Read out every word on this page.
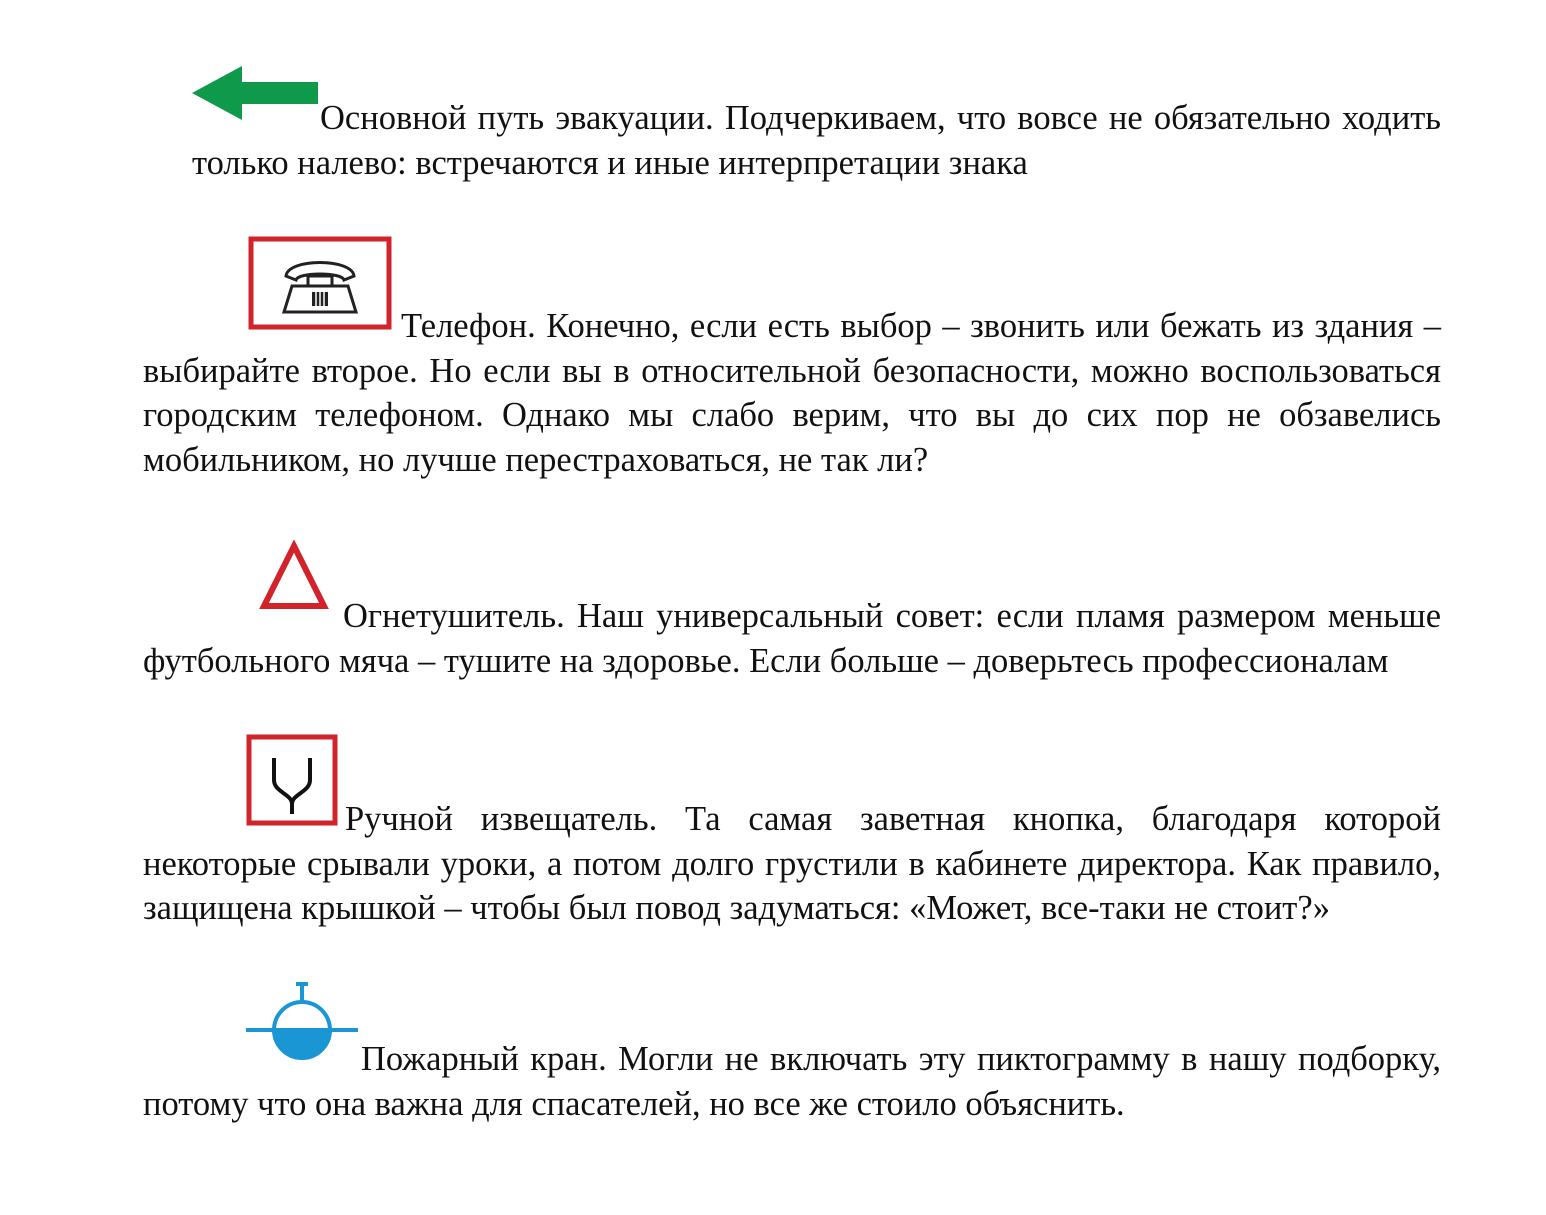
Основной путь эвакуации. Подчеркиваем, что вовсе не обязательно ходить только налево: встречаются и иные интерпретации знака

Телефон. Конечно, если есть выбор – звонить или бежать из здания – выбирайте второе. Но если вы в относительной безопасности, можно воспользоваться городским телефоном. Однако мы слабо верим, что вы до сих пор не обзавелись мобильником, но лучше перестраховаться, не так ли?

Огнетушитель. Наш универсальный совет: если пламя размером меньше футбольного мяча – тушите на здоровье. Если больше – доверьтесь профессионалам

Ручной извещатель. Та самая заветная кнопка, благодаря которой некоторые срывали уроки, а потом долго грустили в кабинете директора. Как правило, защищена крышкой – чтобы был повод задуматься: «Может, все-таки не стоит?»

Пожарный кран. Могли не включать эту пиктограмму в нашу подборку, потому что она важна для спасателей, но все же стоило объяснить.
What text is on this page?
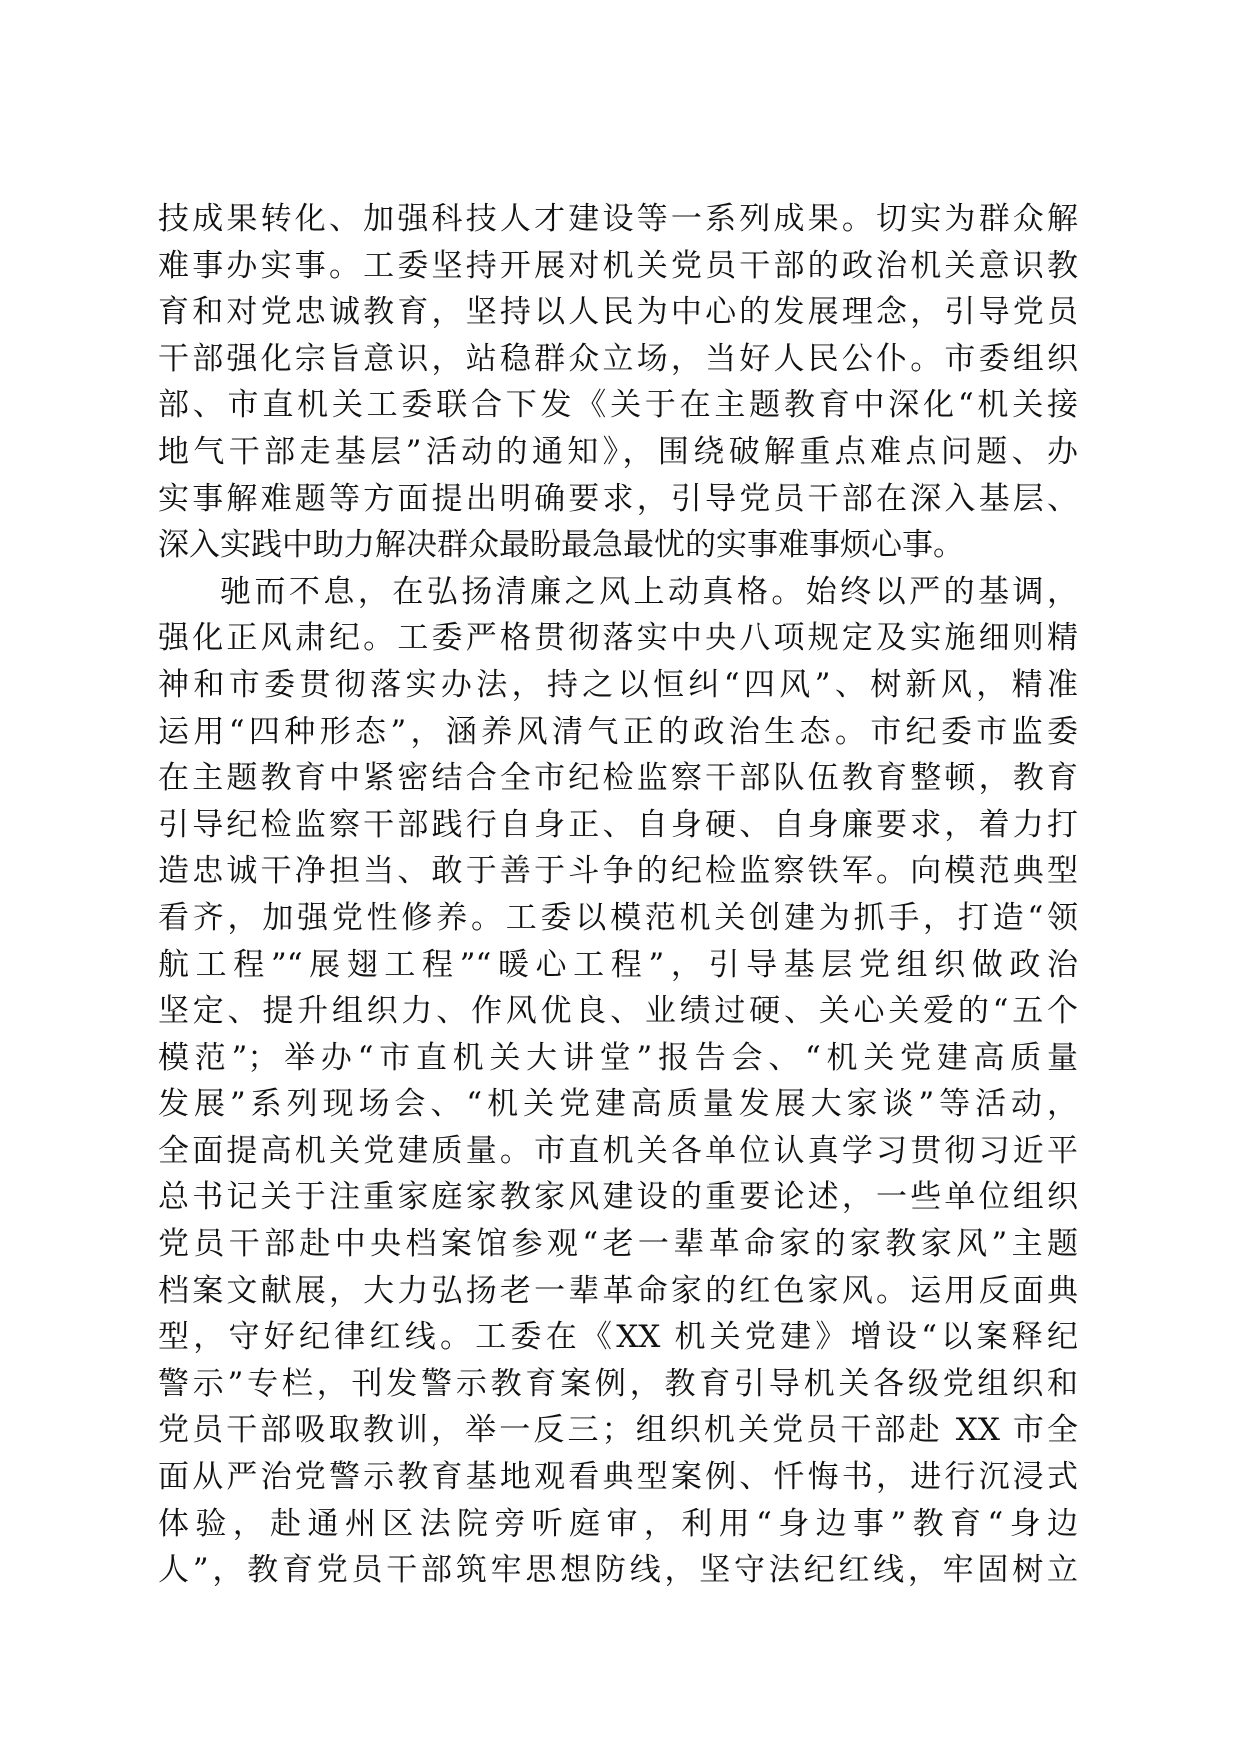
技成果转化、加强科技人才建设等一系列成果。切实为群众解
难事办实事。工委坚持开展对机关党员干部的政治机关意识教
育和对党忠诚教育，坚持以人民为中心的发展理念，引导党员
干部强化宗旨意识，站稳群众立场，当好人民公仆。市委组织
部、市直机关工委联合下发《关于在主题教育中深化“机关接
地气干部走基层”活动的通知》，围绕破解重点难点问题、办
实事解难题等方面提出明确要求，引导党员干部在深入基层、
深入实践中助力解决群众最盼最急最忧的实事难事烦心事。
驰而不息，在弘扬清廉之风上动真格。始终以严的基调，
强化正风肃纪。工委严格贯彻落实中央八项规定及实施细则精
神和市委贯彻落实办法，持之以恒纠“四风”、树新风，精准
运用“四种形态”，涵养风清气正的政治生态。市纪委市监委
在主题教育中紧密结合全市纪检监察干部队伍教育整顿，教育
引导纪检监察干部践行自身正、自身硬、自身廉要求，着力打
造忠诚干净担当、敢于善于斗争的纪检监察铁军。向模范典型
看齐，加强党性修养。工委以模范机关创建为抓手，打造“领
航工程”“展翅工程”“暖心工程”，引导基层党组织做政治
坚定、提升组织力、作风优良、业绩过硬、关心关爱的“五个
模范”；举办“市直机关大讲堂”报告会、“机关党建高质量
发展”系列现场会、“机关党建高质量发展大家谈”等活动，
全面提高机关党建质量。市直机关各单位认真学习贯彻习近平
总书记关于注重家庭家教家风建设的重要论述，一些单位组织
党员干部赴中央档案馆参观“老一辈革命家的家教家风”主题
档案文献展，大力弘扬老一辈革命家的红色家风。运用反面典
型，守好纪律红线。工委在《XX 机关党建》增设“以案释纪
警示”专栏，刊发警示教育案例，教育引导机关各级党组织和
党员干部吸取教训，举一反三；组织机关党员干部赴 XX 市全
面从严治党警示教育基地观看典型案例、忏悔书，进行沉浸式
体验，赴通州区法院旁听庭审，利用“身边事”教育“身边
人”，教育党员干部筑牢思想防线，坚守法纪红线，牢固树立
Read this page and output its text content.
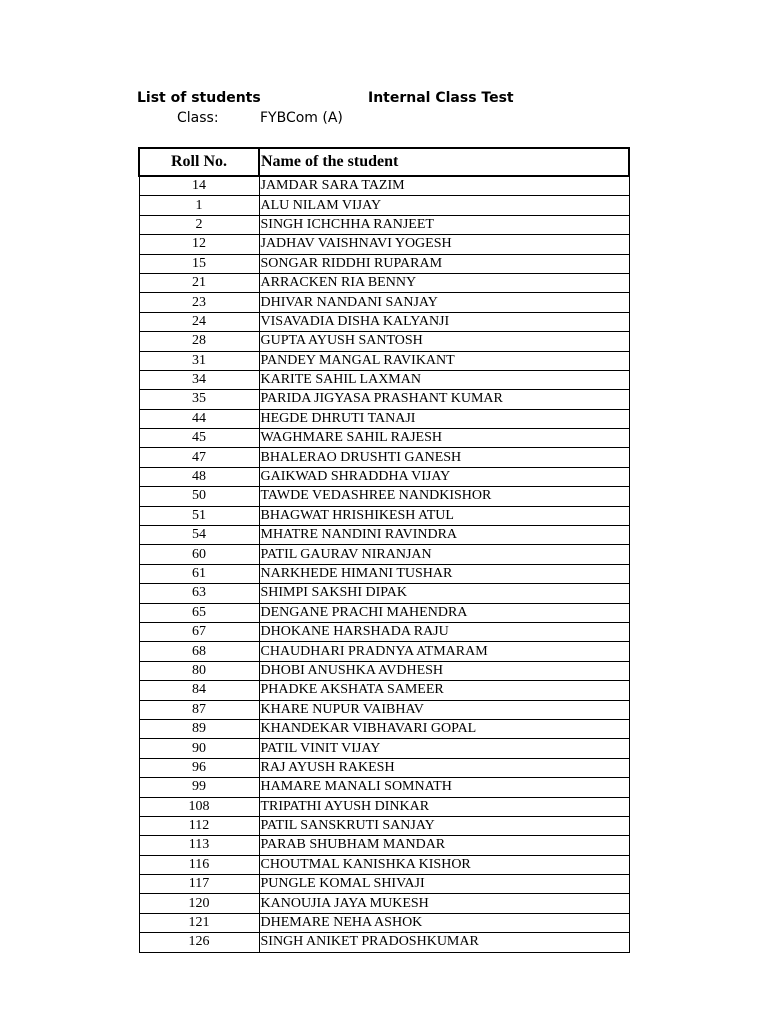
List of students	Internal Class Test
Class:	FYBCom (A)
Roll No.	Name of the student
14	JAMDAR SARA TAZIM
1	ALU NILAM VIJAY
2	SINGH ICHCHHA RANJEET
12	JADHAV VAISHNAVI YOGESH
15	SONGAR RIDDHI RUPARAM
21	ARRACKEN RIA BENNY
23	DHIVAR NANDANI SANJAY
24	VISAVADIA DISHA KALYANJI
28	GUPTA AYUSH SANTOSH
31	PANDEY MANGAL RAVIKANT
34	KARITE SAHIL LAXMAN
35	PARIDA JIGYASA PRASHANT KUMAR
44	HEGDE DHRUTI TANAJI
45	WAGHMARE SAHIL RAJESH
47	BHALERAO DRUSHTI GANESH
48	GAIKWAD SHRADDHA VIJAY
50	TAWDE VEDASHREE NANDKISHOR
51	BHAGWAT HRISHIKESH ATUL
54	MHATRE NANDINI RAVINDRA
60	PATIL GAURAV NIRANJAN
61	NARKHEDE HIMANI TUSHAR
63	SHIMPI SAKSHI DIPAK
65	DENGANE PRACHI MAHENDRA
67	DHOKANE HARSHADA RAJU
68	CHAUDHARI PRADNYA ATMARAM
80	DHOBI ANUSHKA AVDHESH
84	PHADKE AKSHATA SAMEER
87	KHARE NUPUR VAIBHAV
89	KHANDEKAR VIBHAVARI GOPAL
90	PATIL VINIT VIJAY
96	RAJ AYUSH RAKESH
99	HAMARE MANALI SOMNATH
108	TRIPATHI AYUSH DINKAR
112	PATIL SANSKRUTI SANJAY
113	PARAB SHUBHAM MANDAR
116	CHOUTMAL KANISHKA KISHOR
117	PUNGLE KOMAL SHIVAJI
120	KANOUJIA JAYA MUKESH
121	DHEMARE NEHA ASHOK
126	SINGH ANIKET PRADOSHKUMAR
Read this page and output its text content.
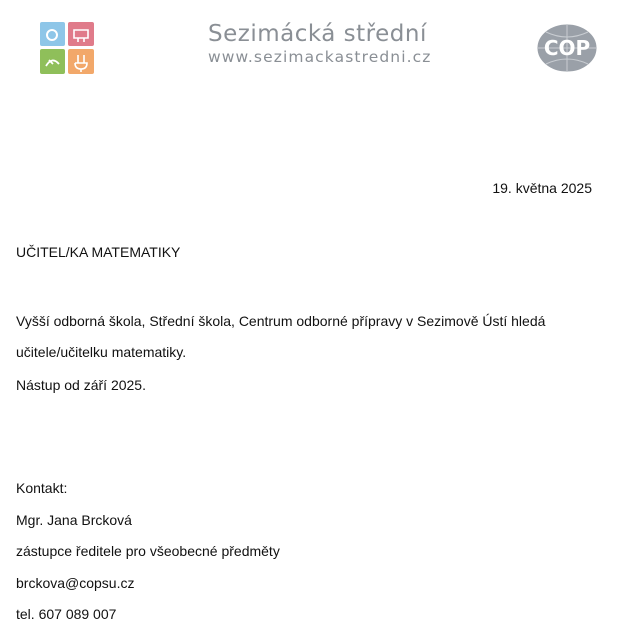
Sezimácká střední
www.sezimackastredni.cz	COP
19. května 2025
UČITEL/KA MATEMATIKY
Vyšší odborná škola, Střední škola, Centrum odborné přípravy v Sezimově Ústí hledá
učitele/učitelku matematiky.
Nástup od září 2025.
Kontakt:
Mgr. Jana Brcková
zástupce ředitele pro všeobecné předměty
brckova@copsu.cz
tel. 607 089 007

# # # #

STATED TASK ▸ Reproduce the full listing faithfully, but do not carry over any pictures.

REPLY TO THE EXERCISE ▸
Read out every word on this page.
Основной путь эвакуации. Подчеркиваем, что вовсе не обязательно ходить только налево: встречаются и иные интерпретации знака

Телефон. Конечно, если есть выбор – звонить или бежать из здания – выбирайте второе. Но если вы в относительной безопасности, можно воспользоваться городским телефоном. Однако мы слабо верим, что вы до сих пор не обзавелись мобильником, но лучше перестраховаться, не так ли?

Огнетушитель. Наш универсальный совет: если пламя размером меньше футбольного мяча – тушите на здоровье. Если больше – доверьтесь профессионалам

Ручной извещатель. Та самая заветная кнопка, благодаря которой некоторые срывали уроки, а потом долго грустили в кабинете директора. Как правило, защищена крышкой – чтобы был повод задуматься: «Может, все-таки не стоит?»

Пожарный кран. Могли не включать эту пиктограмму в нашу подборку, потому что она важна для спасателей, но все же стоило объяснить.
What text is on this page?
技成果转化、加强科技人才建设等一系列成果。切实为群众解
难事办实事。工委坚持开展对机关党员干部的政治机关意识教
育和对党忠诚教育，坚持以人民为中心的发展理念，引导党员
干部强化宗旨意识，站稳群众立场，当好人民公仆。市委组织
部、市直机关工委联合下发《关于在主题教育中深化“机关接
地气干部走基层”活动的通知》，围绕破解重点难点问题、办
实事解难题等方面提出明确要求，引导党员干部在深入基层、
深入实践中助力解决群众最盼最急最忧的实事难事烦心事。
驰而不息，在弘扬清廉之风上动真格。始终以严的基调，
强化正风肃纪。工委严格贯彻落实中央八项规定及实施细则精
神和市委贯彻落实办法，持之以恒纠“四风”、树新风，精准
运用“四种形态”，涵养风清气正的政治生态。市纪委市监委
在主题教育中紧密结合全市纪检监察干部队伍教育整顿，教育
引导纪检监察干部践行自身正、自身硬、自身廉要求，着力打
造忠诚干净担当、敢于善于斗争的纪检监察铁军。向模范典型
看齐，加强党性修养。工委以模范机关创建为抓手，打造“领
航工程”“展翅工程”“暖心工程”，引导基层党组织做政治
坚定、提升组织力、作风优良、业绩过硬、关心关爱的“五个
模范”；举办“市直机关大讲堂”报告会、“机关党建高质量
发展”系列现场会、“机关党建高质量发展大家谈”等活动，
全面提高机关党建质量。市直机关各单位认真学习贯彻习近平
总书记关于注重家庭家教家风建设的重要论述，一些单位组织
党员干部赴中央档案馆参观“老一辈革命家的家教家风”主题
档案文献展，大力弘扬老一辈革命家的红色家风。运用反面典
型，守好纪律红线。工委在《XX 机关党建》增设“以案释纪
警示”专栏，刊发警示教育案例，教育引导机关各级党组织和
党员干部吸取教训，举一反三；组织机关党员干部赴 XX 市全
面从严治党警示教育基地观看典型案例、忏悔书，进行沉浸式
体验，赴通州区法院旁听庭审，利用“身边事”教育“身边
人”，教育党员干部筑牢思想防线，坚守法纪红线，牢固树立
Read this page and output its text content.
List of students	Internal Class Test
Class:	FYBCom (A)
Roll No.	Name of the student
14	JAMDAR SARA TAZIM
1	ALU NILAM VIJAY
2	SINGH ICHCHHA RANJEET
12	JADHAV VAISHNAVI YOGESH
15	SONGAR RIDDHI RUPARAM
21	ARRACKEN RIA BENNY
23	DHIVAR NANDANI SANJAY
24	VISAVADIA DISHA KALYANJI
28	GUPTA AYUSH SANTOSH
31	PANDEY MANGAL RAVIKANT
34	KARITE SAHIL LAXMAN
35	PARIDA JIGYASA PRASHANT KUMAR
44	HEGDE DHRUTI TANAJI
45	WAGHMARE SAHIL RAJESH
47	BHALERAO DRUSHTI GANESH
48	GAIKWAD SHRADDHA VIJAY
50	TAWDE VEDASHREE NANDKISHOR
51	BHAGWAT HRISHIKESH ATUL
54	MHATRE NANDINI RAVINDRA
60	PATIL GAURAV NIRANJAN
61	NARKHEDE HIMANI TUSHAR
63	SHIMPI SAKSHI DIPAK
65	DENGANE PRACHI MAHENDRA
67	DHOKANE HARSHADA RAJU
68	CHAUDHARI PRADNYA ATMARAM
80	DHOBI ANUSHKA AVDHESH
84	PHADKE AKSHATA SAMEER
87	KHARE NUPUR VAIBHAV
89	KHANDEKAR VIBHAVARI GOPAL
90	PATIL VINIT VIJAY
96	RAJ AYUSH RAKESH
99	HAMARE MANALI SOMNATH
108	TRIPATHI AYUSH DINKAR
112	PATIL SANSKRUTI SANJAY
113	PARAB SHUBHAM MANDAR
116	CHOUTMAL KANISHKA KISHOR
117	PUNGLE KOMAL SHIVAJI
120	KANOUJIA JAYA MUKESH
121	DHEMARE NEHA ASHOK
126	SINGH ANIKET PRADOSHKUMAR
Read this page and output its text content.
Sezimácká střední
www.sezimackastredni.cz	COP
19. května 2025
UČITEL/KA MATEMATIKY
Vyšší odborná škola, Střední škola, Centrum odborné přípravy v Sezimově Ústí hledá
učitele/učitelku matematiky.
Nástup od září 2025.
Kontakt:
Mgr. Jana Brcková
zástupce ředitele pro všeobecné předměty
brckova@copsu.cz
tel. 607 089 007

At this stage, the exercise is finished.